- _Task brief_:
Exactly reproduce the lines from the one holding "Give me the" through the final line of the listing below, with both ends included and nothing else.
+--
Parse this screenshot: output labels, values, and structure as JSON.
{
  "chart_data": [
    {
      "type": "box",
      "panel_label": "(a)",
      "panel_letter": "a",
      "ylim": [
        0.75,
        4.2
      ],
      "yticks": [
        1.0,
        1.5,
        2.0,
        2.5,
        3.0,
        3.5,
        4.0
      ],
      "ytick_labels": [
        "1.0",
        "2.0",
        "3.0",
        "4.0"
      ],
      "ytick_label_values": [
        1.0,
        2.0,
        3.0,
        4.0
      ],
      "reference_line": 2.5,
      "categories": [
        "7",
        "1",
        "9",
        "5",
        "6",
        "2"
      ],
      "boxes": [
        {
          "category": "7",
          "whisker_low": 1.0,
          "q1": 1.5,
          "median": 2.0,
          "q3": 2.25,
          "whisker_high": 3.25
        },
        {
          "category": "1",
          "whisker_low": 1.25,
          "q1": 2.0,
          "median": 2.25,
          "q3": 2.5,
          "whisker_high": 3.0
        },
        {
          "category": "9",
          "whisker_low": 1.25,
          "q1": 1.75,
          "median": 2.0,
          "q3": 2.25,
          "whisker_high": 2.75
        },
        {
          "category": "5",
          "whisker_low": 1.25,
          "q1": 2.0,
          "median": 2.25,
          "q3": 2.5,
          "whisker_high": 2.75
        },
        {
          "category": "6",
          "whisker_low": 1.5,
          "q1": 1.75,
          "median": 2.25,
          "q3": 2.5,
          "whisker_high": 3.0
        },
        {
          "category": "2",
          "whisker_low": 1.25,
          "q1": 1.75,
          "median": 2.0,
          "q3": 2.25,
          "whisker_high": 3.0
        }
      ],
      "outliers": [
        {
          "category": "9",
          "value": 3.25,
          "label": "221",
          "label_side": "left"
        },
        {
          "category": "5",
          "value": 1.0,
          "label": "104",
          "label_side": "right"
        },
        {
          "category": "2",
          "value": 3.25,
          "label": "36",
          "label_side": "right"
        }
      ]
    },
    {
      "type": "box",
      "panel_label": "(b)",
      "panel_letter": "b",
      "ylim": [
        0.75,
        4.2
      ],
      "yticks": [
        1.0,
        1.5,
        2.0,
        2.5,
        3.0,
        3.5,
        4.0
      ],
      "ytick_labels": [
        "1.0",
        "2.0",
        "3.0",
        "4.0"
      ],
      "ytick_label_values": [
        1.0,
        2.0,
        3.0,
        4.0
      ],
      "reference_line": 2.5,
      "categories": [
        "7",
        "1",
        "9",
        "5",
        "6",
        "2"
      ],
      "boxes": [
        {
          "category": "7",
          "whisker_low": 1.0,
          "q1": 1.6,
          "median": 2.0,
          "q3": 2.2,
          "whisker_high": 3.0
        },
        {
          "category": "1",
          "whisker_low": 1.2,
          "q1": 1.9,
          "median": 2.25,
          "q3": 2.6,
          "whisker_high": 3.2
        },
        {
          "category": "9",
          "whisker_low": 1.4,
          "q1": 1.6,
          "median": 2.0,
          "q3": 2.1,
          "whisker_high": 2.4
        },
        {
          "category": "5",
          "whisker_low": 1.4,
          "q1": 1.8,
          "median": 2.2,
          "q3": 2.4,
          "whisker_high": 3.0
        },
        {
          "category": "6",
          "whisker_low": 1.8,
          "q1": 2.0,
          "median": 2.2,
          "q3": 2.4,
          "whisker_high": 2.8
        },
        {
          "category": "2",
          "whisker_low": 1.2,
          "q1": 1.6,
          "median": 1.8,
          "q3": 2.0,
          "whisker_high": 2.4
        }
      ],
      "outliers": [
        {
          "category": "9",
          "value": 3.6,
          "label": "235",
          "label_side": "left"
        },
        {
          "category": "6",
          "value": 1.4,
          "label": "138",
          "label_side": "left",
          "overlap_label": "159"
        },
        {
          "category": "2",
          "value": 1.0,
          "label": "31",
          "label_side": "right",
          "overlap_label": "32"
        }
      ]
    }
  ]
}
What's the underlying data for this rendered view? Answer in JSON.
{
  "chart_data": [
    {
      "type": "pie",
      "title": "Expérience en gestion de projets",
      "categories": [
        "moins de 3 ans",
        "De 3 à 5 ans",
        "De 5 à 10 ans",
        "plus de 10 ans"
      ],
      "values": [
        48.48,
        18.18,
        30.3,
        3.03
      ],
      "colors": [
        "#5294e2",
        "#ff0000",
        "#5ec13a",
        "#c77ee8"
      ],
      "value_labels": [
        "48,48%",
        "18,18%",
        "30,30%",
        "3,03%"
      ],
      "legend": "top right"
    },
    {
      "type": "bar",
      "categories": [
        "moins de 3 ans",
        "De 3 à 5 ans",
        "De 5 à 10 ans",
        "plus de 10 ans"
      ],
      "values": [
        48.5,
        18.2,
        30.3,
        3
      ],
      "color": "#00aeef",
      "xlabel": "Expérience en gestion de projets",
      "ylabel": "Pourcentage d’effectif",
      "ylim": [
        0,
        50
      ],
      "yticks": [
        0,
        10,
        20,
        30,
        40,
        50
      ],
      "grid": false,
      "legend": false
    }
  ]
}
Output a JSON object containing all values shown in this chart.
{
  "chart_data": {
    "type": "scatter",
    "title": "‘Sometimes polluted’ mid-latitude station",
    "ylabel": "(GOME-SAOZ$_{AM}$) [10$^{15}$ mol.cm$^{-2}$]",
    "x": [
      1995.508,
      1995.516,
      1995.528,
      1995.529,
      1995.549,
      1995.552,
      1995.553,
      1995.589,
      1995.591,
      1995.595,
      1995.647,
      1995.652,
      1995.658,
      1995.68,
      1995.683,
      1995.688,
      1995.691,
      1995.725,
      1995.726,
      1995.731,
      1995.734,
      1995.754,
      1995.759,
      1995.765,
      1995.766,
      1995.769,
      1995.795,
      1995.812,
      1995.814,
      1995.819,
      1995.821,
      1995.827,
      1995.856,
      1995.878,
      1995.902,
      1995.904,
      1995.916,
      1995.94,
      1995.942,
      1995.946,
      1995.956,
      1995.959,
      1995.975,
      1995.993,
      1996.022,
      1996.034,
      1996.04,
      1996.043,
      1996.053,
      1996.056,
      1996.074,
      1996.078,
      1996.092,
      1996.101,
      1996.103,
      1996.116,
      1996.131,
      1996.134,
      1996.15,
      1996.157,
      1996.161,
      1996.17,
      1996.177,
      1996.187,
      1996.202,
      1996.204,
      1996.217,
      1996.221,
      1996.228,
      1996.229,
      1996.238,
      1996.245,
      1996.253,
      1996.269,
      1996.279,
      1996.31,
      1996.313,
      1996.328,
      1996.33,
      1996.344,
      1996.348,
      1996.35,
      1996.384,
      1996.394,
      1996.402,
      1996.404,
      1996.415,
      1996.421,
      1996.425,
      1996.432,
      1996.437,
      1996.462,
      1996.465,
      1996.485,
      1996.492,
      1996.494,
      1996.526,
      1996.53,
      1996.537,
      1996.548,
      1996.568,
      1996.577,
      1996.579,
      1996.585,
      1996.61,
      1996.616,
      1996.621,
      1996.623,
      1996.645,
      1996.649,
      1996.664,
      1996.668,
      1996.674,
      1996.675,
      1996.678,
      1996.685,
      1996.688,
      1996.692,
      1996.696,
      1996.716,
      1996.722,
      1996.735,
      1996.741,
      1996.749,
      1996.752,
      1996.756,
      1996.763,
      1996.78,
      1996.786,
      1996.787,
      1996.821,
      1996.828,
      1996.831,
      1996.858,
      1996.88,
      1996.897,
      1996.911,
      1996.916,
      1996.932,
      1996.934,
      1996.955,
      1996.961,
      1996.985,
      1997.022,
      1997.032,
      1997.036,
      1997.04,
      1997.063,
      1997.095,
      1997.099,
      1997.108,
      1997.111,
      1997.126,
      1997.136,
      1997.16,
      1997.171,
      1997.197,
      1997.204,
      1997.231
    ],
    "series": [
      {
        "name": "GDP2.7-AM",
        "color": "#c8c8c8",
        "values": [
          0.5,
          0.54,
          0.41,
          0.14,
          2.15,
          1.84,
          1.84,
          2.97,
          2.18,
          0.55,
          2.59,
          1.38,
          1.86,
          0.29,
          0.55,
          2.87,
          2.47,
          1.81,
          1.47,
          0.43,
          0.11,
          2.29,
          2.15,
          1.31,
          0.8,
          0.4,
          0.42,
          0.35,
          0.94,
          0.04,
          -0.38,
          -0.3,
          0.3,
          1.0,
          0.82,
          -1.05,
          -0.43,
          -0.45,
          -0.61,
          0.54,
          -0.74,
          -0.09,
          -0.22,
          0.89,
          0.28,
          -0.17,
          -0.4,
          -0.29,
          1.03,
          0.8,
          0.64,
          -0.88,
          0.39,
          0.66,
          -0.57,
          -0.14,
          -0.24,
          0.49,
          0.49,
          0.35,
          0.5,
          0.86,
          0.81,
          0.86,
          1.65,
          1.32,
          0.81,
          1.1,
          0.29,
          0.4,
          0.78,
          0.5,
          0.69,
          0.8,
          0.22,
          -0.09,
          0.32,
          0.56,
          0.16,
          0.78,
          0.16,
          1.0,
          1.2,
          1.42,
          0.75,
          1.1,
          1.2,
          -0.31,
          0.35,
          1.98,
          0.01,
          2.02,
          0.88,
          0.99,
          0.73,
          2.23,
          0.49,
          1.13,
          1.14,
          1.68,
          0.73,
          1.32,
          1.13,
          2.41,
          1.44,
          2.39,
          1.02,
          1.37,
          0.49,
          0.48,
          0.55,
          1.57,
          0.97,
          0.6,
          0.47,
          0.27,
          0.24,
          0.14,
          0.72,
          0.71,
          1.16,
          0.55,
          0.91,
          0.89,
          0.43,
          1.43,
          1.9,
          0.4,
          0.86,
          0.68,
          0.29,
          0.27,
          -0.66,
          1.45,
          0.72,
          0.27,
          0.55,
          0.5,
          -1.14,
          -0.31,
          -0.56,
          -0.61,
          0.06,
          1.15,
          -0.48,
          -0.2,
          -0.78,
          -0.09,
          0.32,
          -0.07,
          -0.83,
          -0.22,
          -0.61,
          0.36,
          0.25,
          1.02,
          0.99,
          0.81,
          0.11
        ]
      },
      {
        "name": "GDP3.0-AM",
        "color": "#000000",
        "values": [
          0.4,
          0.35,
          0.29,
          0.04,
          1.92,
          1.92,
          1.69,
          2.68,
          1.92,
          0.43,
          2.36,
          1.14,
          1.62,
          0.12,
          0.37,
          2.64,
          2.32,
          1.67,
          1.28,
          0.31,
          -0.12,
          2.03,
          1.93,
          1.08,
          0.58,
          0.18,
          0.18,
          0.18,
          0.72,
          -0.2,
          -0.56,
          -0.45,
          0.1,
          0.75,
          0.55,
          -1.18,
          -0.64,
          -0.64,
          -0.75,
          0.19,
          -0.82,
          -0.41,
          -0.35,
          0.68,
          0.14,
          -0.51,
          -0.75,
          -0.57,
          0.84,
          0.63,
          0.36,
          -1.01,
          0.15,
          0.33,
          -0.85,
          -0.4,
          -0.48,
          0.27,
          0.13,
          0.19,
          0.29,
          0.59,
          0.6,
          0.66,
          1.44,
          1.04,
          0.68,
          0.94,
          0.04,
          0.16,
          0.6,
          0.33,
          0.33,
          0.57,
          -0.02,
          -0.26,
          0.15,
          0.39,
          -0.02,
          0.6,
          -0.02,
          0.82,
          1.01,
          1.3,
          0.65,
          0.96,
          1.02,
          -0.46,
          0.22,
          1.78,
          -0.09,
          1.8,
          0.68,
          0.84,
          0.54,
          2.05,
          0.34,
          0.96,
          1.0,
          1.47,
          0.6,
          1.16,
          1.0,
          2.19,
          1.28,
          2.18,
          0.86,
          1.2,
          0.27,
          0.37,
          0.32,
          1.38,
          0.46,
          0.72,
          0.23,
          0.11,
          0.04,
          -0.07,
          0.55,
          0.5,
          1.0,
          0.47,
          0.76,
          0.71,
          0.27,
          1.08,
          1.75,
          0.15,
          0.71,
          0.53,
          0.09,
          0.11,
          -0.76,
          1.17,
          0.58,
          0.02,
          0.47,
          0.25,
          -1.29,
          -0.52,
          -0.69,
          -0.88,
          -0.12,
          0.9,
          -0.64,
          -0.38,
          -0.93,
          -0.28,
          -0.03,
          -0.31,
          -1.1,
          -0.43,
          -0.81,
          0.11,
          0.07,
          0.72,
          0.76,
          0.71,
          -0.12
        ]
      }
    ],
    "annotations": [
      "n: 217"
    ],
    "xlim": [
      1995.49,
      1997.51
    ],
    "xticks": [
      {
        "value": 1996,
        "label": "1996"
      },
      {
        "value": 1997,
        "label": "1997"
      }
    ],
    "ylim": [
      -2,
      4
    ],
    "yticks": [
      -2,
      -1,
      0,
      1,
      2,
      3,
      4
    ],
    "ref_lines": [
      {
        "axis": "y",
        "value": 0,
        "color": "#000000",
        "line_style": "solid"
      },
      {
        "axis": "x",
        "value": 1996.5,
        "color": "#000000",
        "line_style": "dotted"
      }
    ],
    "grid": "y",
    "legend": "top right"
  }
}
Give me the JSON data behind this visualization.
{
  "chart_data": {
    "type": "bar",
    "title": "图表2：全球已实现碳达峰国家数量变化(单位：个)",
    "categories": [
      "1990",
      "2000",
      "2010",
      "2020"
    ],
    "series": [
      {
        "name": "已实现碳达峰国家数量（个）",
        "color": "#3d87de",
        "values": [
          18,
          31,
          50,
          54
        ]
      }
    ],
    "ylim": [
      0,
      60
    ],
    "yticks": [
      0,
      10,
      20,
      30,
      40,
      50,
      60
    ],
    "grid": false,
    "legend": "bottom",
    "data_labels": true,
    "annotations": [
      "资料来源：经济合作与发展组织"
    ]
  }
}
+--
- _Finished exercise_:
Give me the JSON data behind this visualization.
{
  "chart_data": {
    "type": "bar",
    "title": "图表2：全球已实现碳达峰国家数量变化(单位：个)",
    "categories": [
      "1990",
      "2000",
      "2010",
      "2020"
    ],
    "series": [
      {
        "name": "已实现碳达峰国家数量（个）",
        "color": "#3d87de",
        "values": [
          18,
          31,
          50,
          54
        ]
      }
    ],
    "ylim": [
      0,
      60
    ],
    "yticks": [
      0,
      10,
      20,
      30,
      40,
      50,
      60
    ],
    "grid": false,
    "legend": "bottom",
    "data_labels": true,
    "annotations": [
      "资料来源：经济合作与发展组织"
    ]
  }
}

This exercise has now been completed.